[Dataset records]
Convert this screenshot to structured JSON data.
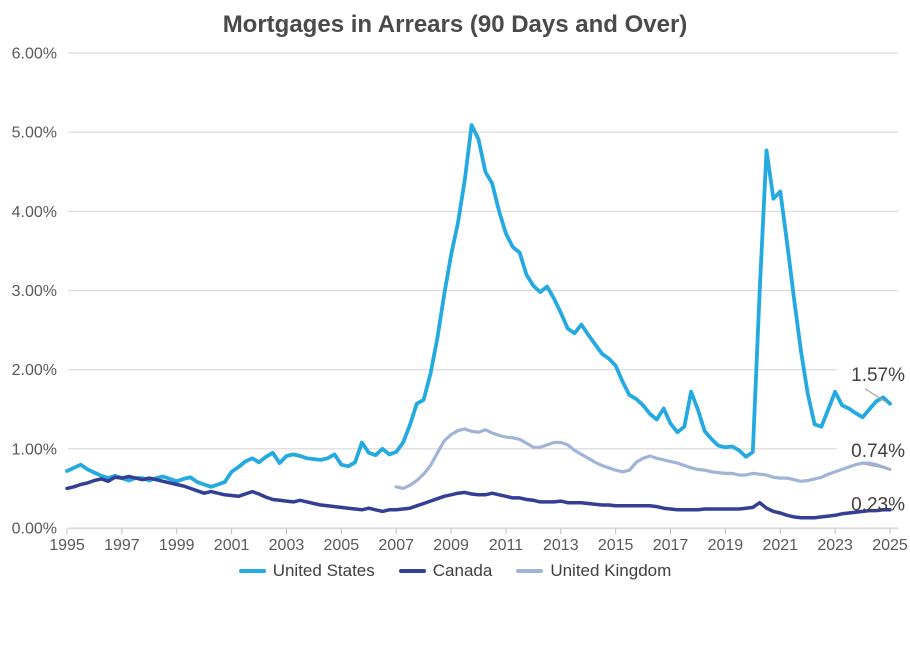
{
  "page": {
    "background": "#FFFFFF"
  },
  "chart_data": {
    "type": "line",
    "title": "Mortgages in Arrears (90 Days and Over)",
    "xlabel": "",
    "ylabel": "",
    "grid": true,
    "legend_position": "bottom",
    "x_axis": {
      "range": [
        1995,
        2025
      ],
      "tick_years": [
        1995,
        1997,
        1999,
        2001,
        2003,
        2005,
        2007,
        2009,
        2011,
        2013,
        2015,
        2017,
        2019,
        2021,
        2023,
        2025
      ]
    },
    "y_axis": {
      "range": [
        0,
        6
      ],
      "tick_values": [
        0,
        1,
        2,
        3,
        4,
        5,
        6
      ],
      "tick_labels": [
        "0.00%",
        "1.00%",
        "2.00%",
        "3.00%",
        "4.00%",
        "5.00%",
        "6.00%"
      ]
    },
    "colors": {
      "grid": "#D9D9D9",
      "axis_line": "#D9D9D9",
      "tick_mark": "#BFBFBF",
      "axis_text": "#595959",
      "label_text": "#404040",
      "leader_line": "#A6A6A6"
    },
    "series": [
      {
        "name": "United States",
        "color": "#24AAE1",
        "stroke_width": 3.8,
        "start_year": 1995,
        "period_years": 0.25,
        "values": [
          0.72,
          0.76,
          0.8,
          0.74,
          0.7,
          0.66,
          0.63,
          0.66,
          0.63,
          0.6,
          0.63,
          0.63,
          0.6,
          0.63,
          0.65,
          0.62,
          0.59,
          0.62,
          0.64,
          0.58,
          0.55,
          0.52,
          0.55,
          0.58,
          0.71,
          0.77,
          0.84,
          0.88,
          0.83,
          0.9,
          0.95,
          0.82,
          0.91,
          0.93,
          0.91,
          0.88,
          0.87,
          0.86,
          0.88,
          0.93,
          0.8,
          0.78,
          0.83,
          1.08,
          0.95,
          0.92,
          1.0,
          0.93,
          0.96,
          1.08,
          1.3,
          1.57,
          1.62,
          1.95,
          2.4,
          2.95,
          3.45,
          3.85,
          4.4,
          5.09,
          4.91,
          4.5,
          4.35,
          4.0,
          3.72,
          3.55,
          3.48,
          3.2,
          3.06,
          2.98,
          3.05,
          2.9,
          2.72,
          2.52,
          2.46,
          2.57,
          2.44,
          2.32,
          2.2,
          2.14,
          2.05,
          1.85,
          1.68,
          1.63,
          1.55,
          1.44,
          1.37,
          1.51,
          1.32,
          1.21,
          1.28,
          1.72,
          1.49,
          1.22,
          1.12,
          1.04,
          1.02,
          1.03,
          0.98,
          0.9,
          0.96,
          3.0,
          4.77,
          4.16,
          4.25,
          3.6,
          2.9,
          2.25,
          1.7,
          1.31,
          1.28,
          1.5,
          1.72,
          1.55,
          1.51,
          1.45,
          1.4,
          1.5,
          1.6,
          1.65,
          1.57
        ]
      },
      {
        "name": "Canada",
        "color": "#333F94",
        "stroke_width": 3.5,
        "start_year": 1995,
        "period_years": 0.25,
        "values": [
          0.5,
          0.52,
          0.55,
          0.57,
          0.6,
          0.62,
          0.59,
          0.64,
          0.63,
          0.65,
          0.63,
          0.61,
          0.63,
          0.61,
          0.59,
          0.57,
          0.55,
          0.53,
          0.5,
          0.47,
          0.44,
          0.46,
          0.44,
          0.42,
          0.41,
          0.4,
          0.43,
          0.46,
          0.43,
          0.39,
          0.36,
          0.35,
          0.34,
          0.33,
          0.35,
          0.33,
          0.31,
          0.29,
          0.28,
          0.27,
          0.26,
          0.25,
          0.24,
          0.23,
          0.25,
          0.23,
          0.21,
          0.23,
          0.23,
          0.24,
          0.25,
          0.28,
          0.31,
          0.34,
          0.37,
          0.4,
          0.42,
          0.44,
          0.45,
          0.43,
          0.42,
          0.42,
          0.44,
          0.42,
          0.4,
          0.38,
          0.38,
          0.36,
          0.35,
          0.33,
          0.33,
          0.33,
          0.34,
          0.32,
          0.32,
          0.32,
          0.31,
          0.3,
          0.29,
          0.29,
          0.28,
          0.28,
          0.28,
          0.28,
          0.28,
          0.28,
          0.27,
          0.25,
          0.24,
          0.23,
          0.23,
          0.23,
          0.23,
          0.24,
          0.24,
          0.24,
          0.24,
          0.24,
          0.24,
          0.25,
          0.26,
          0.32,
          0.25,
          0.21,
          0.19,
          0.16,
          0.14,
          0.13,
          0.13,
          0.13,
          0.14,
          0.15,
          0.16,
          0.18,
          0.19,
          0.2,
          0.21,
          0.22,
          0.22,
          0.23,
          0.23
        ]
      },
      {
        "name": "United Kingdom",
        "color": "#A0B4D7",
        "stroke_width": 3.2,
        "start_year": 2007,
        "period_years": 0.25,
        "values": [
          0.52,
          0.5,
          0.54,
          0.6,
          0.68,
          0.79,
          0.95,
          1.1,
          1.18,
          1.23,
          1.25,
          1.22,
          1.21,
          1.24,
          1.2,
          1.17,
          1.15,
          1.14,
          1.12,
          1.07,
          1.02,
          1.02,
          1.05,
          1.08,
          1.08,
          1.05,
          0.98,
          0.93,
          0.88,
          0.83,
          0.79,
          0.76,
          0.73,
          0.71,
          0.73,
          0.83,
          0.88,
          0.91,
          0.88,
          0.86,
          0.84,
          0.82,
          0.79,
          0.76,
          0.74,
          0.73,
          0.71,
          0.7,
          0.69,
          0.69,
          0.67,
          0.67,
          0.69,
          0.68,
          0.67,
          0.64,
          0.63,
          0.63,
          0.61,
          0.59,
          0.6,
          0.62,
          0.64,
          0.68,
          0.71,
          0.74,
          0.77,
          0.8,
          0.82,
          0.82,
          0.8,
          0.77,
          0.74
        ]
      }
    ],
    "end_labels": [
      {
        "text": "1.57%",
        "series": "United States",
        "leader": true
      },
      {
        "text": "0.74%",
        "series": "United Kingdom",
        "leader": true
      },
      {
        "text": "0.23%",
        "series": "Canada",
        "leader": false
      }
    ],
    "legend": {
      "items": [
        "United States",
        "Canada",
        "United Kingdom"
      ]
    }
  }
}
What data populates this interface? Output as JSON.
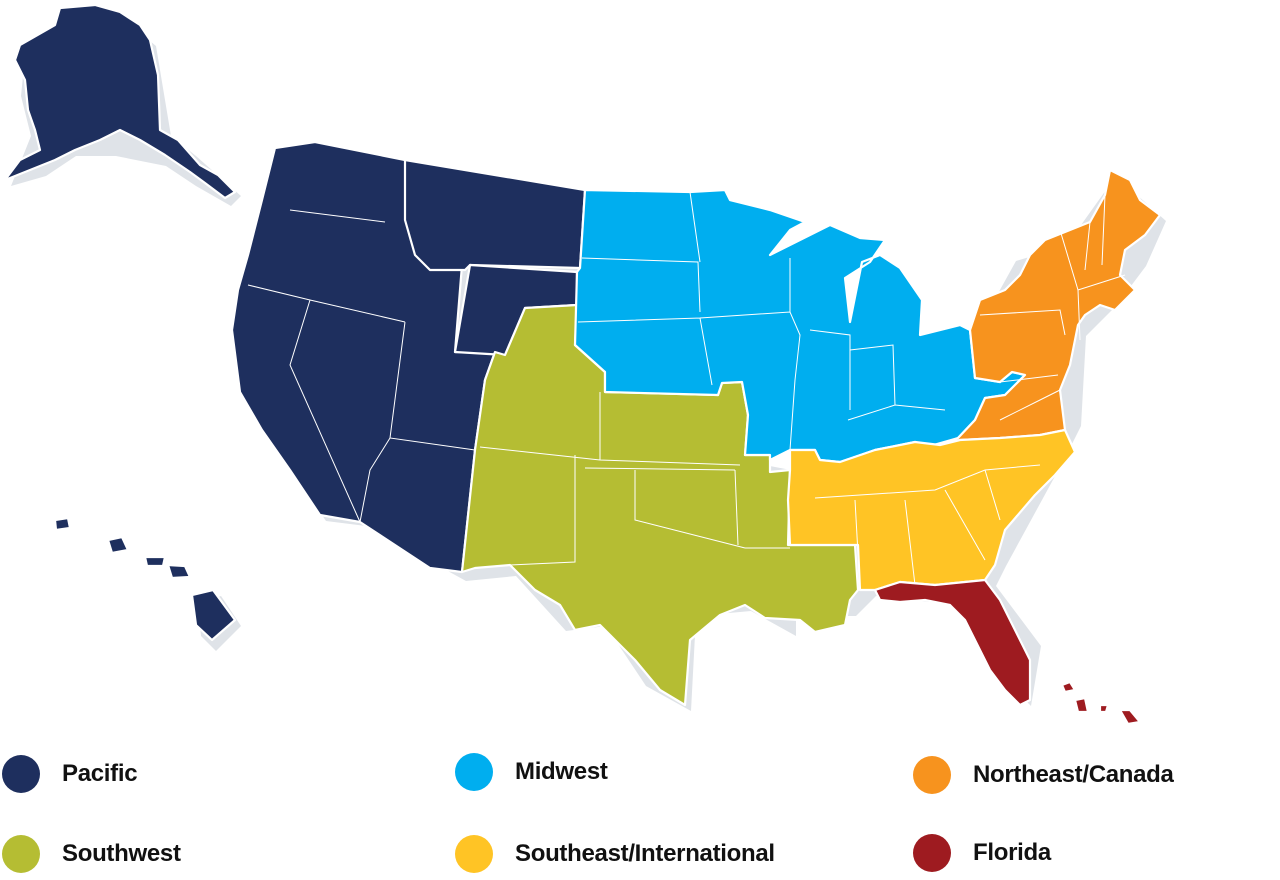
{
  "map": {
    "regions": [
      {
        "name": "Pacific",
        "color": "#1e2f5e"
      },
      {
        "name": "Midwest",
        "color": "#00aeef"
      },
      {
        "name": "Northeast/Canada",
        "color": "#f7931e"
      },
      {
        "name": "Southwest",
        "color": "#b5bd33"
      },
      {
        "name": "Southeast/International",
        "color": "#ffc425"
      },
      {
        "name": "Florida",
        "color": "#9e1b20"
      }
    ],
    "border_color": "#ffffff"
  },
  "legend": {
    "items": [
      {
        "label": "Pacific",
        "color": "#1e2f5e",
        "icon": "circle-swatch"
      },
      {
        "label": "Midwest",
        "color": "#00aeef",
        "icon": "circle-swatch"
      },
      {
        "label": "Northeast/Canada",
        "color": "#f7931e",
        "icon": "circle-swatch"
      },
      {
        "label": "Southwest",
        "color": "#b5bd33",
        "icon": "circle-swatch"
      },
      {
        "label": "Southeast/International",
        "color": "#ffc425",
        "icon": "circle-swatch"
      },
      {
        "label": "Florida",
        "color": "#9e1b20",
        "icon": "circle-swatch"
      }
    ]
  }
}
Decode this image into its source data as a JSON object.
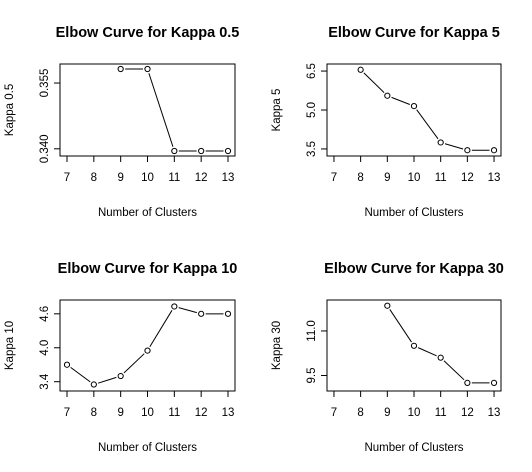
{
  "chart_data": [
    {
      "type": "line",
      "title": "Elbow Curve for Kappa 0.5",
      "xlabel": "Number of Clusters",
      "ylabel": "Kappa 0.5",
      "xlim": [
        7,
        13
      ],
      "ylim": [
        0.3392,
        0.3585
      ],
      "x_ticks": [
        7,
        8,
        9,
        10,
        11,
        12,
        13
      ],
      "y_ticks": [
        0.34,
        0.355
      ],
      "y_tick_labels": [
        "0.340",
        "0.355"
      ],
      "x": [
        9,
        10,
        11,
        12,
        13
      ],
      "series": [
        {
          "values": [
            0.3582,
            0.3582,
            0.3395,
            0.3395,
            0.3395
          ]
        }
      ]
    },
    {
      "type": "line",
      "title": "Elbow Curve for Kappa 5",
      "xlabel": "Number of Clusters",
      "ylabel": "Kappa 5",
      "xlim": [
        7,
        13
      ],
      "ylim": [
        3.37,
        6.63
      ],
      "x_ticks": [
        7,
        8,
        9,
        10,
        11,
        12,
        13
      ],
      "y_ticks": [
        3.5,
        5.0,
        6.5
      ],
      "y_tick_labels": [
        "3.5",
        "5.0",
        "6.5"
      ],
      "x": [
        8,
        9,
        10,
        11,
        12,
        13
      ],
      "series": [
        {
          "values": [
            6.55,
            5.55,
            5.15,
            3.75,
            3.45,
            3.45
          ]
        }
      ]
    },
    {
      "type": "line",
      "title": "Elbow Curve for Kappa 10",
      "xlabel": "Number of Clusters",
      "ylabel": "Kappa 10",
      "xlim": [
        7,
        13
      ],
      "ylim": [
        3.3,
        4.78
      ],
      "x_ticks": [
        7,
        8,
        9,
        10,
        11,
        12,
        13
      ],
      "y_ticks": [
        3.4,
        4.0,
        4.6
      ],
      "y_tick_labels": [
        "3.4",
        "4.0",
        "4.6"
      ],
      "x": [
        7,
        8,
        9,
        10,
        11,
        12,
        13
      ],
      "series": [
        {
          "values": [
            3.7,
            3.35,
            3.5,
            3.95,
            4.73,
            4.6,
            4.6
          ]
        }
      ]
    },
    {
      "type": "line",
      "title": "Elbow Curve for Kappa 30",
      "xlabel": "Number of Clusters",
      "ylabel": "Kappa 30",
      "xlim": [
        7,
        13
      ],
      "ylim": [
        9.1,
        11.92
      ],
      "x_ticks": [
        7,
        8,
        9,
        10,
        11,
        12,
        13
      ],
      "y_ticks": [
        9.5,
        11.0
      ],
      "y_tick_labels": [
        "9.5",
        "11.0"
      ],
      "x": [
        9,
        10,
        11,
        12,
        13
      ],
      "series": [
        {
          "values": [
            11.85,
            10.5,
            10.1,
            9.25,
            9.25
          ]
        }
      ]
    }
  ]
}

Stated problem :: The lines above form a set of records; determine how many of them contain the string "this" and give that number alone.

Written response :: 3